(Extracted data entries)

---------------

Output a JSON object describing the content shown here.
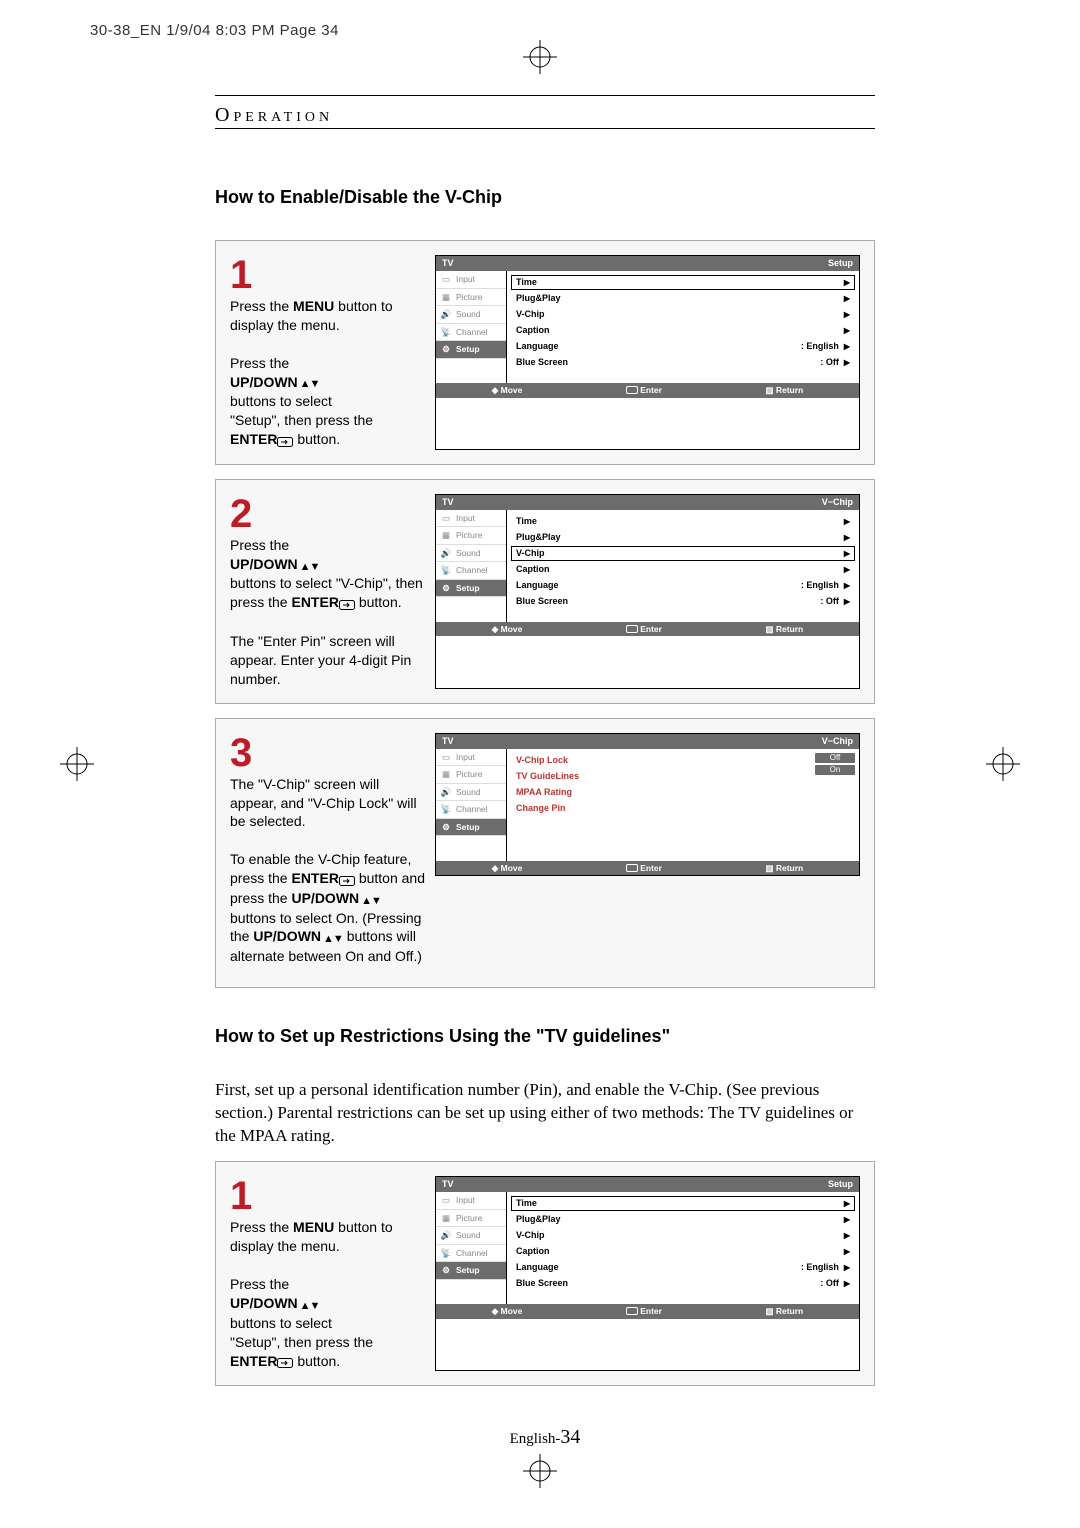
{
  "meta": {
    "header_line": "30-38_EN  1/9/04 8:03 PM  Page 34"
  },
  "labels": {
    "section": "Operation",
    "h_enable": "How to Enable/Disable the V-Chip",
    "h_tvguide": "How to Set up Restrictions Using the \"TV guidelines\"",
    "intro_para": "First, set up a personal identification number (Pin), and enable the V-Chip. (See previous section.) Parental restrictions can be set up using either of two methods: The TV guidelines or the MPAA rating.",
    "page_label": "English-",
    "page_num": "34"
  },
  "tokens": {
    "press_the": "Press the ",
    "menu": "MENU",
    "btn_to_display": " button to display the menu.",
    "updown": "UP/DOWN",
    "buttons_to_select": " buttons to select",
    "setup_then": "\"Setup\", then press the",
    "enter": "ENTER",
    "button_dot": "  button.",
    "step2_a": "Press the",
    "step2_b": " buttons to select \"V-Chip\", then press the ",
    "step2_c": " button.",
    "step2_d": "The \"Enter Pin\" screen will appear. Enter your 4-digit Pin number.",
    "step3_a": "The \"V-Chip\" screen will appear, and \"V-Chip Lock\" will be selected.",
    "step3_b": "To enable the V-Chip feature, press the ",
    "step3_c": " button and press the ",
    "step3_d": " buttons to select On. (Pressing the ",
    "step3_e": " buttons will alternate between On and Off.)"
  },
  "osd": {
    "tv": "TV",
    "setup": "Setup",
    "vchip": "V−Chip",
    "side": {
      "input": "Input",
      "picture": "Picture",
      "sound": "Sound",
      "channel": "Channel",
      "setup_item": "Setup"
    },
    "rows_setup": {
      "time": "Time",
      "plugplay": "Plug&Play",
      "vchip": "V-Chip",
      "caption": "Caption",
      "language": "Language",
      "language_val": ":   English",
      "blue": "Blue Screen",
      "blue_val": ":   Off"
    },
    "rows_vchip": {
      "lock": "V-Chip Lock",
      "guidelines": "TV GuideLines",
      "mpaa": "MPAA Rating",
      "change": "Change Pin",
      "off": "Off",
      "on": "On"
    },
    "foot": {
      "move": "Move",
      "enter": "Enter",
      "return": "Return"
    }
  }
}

---------------

• WRITTEN REQUEST
Collect each line above holding the string "number".

• ANSWER
    "intro_para": "First, set up a personal identification number (Pin), and enable the V-Chip. (See previous section.) Parental restrictions can be set up using either of two methods: The TV guidelines or the MPAA rating.",
    "step2_d": "The \"Enter Pin\" screen will appear. Enter your 4-digit Pin number.",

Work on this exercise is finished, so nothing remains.